> **What is required**:
Below are the records; copy each line in them that holds the word "Шрёдер".

> **Data records**:
[START]

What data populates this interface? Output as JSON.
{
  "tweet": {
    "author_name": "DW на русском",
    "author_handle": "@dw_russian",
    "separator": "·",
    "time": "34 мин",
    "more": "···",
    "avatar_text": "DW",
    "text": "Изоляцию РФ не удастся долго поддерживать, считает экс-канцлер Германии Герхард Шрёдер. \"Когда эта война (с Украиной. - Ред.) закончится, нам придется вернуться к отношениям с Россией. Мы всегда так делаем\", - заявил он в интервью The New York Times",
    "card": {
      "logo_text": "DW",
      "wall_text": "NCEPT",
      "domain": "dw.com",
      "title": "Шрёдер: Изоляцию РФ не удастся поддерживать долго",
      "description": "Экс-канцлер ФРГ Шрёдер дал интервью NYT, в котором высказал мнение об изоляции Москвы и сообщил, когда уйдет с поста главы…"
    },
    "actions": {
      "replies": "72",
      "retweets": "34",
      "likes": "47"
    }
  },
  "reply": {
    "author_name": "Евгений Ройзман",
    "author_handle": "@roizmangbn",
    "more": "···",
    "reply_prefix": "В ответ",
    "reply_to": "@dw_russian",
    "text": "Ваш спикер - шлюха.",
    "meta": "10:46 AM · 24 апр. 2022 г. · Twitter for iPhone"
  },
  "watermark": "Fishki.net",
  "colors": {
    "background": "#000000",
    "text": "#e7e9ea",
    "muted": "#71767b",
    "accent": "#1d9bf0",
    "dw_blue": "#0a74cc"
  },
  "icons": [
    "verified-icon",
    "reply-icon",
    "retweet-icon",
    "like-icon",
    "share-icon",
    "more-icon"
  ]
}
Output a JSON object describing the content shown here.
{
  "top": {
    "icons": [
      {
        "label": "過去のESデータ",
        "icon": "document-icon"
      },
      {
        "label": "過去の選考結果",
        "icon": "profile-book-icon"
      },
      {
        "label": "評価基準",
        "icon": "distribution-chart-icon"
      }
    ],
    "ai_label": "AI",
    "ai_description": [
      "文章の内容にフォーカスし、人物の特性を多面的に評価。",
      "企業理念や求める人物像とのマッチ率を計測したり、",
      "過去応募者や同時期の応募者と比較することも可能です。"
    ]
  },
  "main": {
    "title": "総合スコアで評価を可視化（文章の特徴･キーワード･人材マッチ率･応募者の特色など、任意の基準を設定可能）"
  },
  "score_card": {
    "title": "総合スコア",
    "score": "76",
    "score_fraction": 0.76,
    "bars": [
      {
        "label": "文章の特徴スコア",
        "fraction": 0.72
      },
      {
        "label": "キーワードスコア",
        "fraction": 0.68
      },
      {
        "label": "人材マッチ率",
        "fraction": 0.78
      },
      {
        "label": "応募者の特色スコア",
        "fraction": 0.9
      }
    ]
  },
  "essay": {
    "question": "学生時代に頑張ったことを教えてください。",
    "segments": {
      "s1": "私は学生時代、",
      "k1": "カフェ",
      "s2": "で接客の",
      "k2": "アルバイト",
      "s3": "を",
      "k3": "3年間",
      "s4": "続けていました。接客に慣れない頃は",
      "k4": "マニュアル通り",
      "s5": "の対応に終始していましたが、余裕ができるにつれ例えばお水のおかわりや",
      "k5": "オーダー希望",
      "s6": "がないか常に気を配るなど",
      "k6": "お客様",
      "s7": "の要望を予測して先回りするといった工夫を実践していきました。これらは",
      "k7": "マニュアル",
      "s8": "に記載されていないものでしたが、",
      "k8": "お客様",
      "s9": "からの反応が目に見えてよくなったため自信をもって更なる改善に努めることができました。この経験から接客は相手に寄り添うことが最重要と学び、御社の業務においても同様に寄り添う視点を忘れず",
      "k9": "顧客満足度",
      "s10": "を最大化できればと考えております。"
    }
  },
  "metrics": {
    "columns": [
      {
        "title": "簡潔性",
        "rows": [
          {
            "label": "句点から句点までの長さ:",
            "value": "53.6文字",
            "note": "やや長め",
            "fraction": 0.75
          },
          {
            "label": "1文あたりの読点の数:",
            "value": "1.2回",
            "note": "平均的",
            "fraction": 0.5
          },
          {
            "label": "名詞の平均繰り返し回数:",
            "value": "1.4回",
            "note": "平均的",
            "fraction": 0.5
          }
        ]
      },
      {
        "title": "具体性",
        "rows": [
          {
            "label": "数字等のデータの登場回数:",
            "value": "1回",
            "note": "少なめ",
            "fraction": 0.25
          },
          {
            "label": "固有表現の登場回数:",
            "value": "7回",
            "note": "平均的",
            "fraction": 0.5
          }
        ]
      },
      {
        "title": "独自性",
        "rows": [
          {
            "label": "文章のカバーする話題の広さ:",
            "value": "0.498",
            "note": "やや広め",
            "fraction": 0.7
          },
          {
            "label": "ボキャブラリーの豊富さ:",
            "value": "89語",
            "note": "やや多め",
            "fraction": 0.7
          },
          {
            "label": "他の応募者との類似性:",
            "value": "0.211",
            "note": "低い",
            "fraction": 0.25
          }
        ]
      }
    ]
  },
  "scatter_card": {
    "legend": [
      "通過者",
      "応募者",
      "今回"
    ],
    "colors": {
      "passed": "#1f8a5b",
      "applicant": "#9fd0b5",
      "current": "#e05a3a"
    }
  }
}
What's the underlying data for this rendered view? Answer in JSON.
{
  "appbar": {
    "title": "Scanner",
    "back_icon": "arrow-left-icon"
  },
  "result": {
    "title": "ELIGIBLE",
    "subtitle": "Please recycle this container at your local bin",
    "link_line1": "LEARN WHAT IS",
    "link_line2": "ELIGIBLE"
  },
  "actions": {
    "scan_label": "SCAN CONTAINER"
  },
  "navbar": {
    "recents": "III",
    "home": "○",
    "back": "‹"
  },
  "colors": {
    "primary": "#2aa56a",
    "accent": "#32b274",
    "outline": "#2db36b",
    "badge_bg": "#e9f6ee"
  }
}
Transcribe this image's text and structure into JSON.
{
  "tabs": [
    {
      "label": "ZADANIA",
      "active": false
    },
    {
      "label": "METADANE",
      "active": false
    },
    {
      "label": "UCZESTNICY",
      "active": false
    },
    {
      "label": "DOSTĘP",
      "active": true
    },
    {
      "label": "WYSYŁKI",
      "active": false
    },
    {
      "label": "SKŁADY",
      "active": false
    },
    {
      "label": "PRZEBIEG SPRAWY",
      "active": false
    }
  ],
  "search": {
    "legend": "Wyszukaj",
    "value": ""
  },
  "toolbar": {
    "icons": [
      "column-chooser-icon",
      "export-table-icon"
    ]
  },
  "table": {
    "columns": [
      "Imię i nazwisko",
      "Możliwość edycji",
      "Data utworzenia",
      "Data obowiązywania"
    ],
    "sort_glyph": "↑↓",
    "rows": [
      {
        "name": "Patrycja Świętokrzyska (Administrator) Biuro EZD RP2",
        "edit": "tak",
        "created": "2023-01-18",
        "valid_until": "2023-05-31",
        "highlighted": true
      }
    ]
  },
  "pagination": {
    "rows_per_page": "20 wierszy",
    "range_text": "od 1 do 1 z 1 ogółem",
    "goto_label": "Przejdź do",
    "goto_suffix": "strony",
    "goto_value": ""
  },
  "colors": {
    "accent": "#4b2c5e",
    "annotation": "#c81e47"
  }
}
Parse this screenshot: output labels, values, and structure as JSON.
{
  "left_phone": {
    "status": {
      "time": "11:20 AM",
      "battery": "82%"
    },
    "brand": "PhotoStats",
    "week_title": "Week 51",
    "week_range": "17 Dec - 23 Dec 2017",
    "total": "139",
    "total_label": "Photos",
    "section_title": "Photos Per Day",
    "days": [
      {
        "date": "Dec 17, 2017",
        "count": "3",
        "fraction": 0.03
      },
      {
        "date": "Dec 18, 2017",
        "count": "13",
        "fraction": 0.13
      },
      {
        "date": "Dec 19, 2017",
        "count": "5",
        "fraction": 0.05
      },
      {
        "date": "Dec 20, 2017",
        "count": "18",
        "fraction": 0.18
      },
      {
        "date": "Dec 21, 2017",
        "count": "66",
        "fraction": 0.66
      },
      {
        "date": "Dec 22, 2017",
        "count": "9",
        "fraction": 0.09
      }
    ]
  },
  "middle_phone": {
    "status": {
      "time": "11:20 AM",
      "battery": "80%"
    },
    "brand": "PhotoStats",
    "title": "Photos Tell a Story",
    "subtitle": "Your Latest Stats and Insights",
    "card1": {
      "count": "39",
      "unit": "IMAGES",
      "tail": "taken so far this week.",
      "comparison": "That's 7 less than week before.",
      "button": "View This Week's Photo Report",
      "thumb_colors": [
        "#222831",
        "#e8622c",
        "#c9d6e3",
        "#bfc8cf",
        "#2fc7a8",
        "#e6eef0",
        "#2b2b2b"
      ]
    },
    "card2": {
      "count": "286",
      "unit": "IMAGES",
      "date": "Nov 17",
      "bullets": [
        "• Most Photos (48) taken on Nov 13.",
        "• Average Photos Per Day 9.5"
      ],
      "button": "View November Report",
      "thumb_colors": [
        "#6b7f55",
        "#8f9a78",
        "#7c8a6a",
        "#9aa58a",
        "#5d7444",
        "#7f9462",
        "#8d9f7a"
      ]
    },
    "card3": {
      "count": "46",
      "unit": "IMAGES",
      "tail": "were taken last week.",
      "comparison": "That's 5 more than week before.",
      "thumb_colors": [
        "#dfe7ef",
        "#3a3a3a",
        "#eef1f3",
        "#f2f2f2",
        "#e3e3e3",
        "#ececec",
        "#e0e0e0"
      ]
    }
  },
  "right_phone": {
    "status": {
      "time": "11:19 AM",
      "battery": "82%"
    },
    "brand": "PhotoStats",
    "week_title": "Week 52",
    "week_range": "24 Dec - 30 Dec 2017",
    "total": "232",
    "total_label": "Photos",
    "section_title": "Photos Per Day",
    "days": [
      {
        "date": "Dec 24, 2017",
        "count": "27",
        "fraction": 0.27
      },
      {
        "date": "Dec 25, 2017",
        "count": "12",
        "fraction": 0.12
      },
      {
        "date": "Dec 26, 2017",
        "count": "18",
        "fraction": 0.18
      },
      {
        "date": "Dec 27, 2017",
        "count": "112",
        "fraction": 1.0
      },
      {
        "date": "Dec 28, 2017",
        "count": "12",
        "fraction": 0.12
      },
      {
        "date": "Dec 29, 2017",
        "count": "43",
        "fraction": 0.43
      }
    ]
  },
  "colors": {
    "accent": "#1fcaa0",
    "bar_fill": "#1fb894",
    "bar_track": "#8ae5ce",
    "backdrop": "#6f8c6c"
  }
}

[END]

> **Worked answer**:
    "text": "Изоляцию РФ не удастся долго поддерживать, считает экс-канцлер Германии Герхард Шрёдер. \"Когда эта война (с Украиной. - Ред.) закончится, нам придется вернуться к отношениям с Россией. Мы всегда так делаем\", - заявил он в интервью The New York Times",
      "title": "Шрёдер: Изоляцию РФ не удастся поддерживать долго",
      "description": "Экс-канцлер ФРГ Шрёдер дал интервью NYT, в котором высказал мнение об изоляции Москвы и сообщил, когда уйдет с поста главы…"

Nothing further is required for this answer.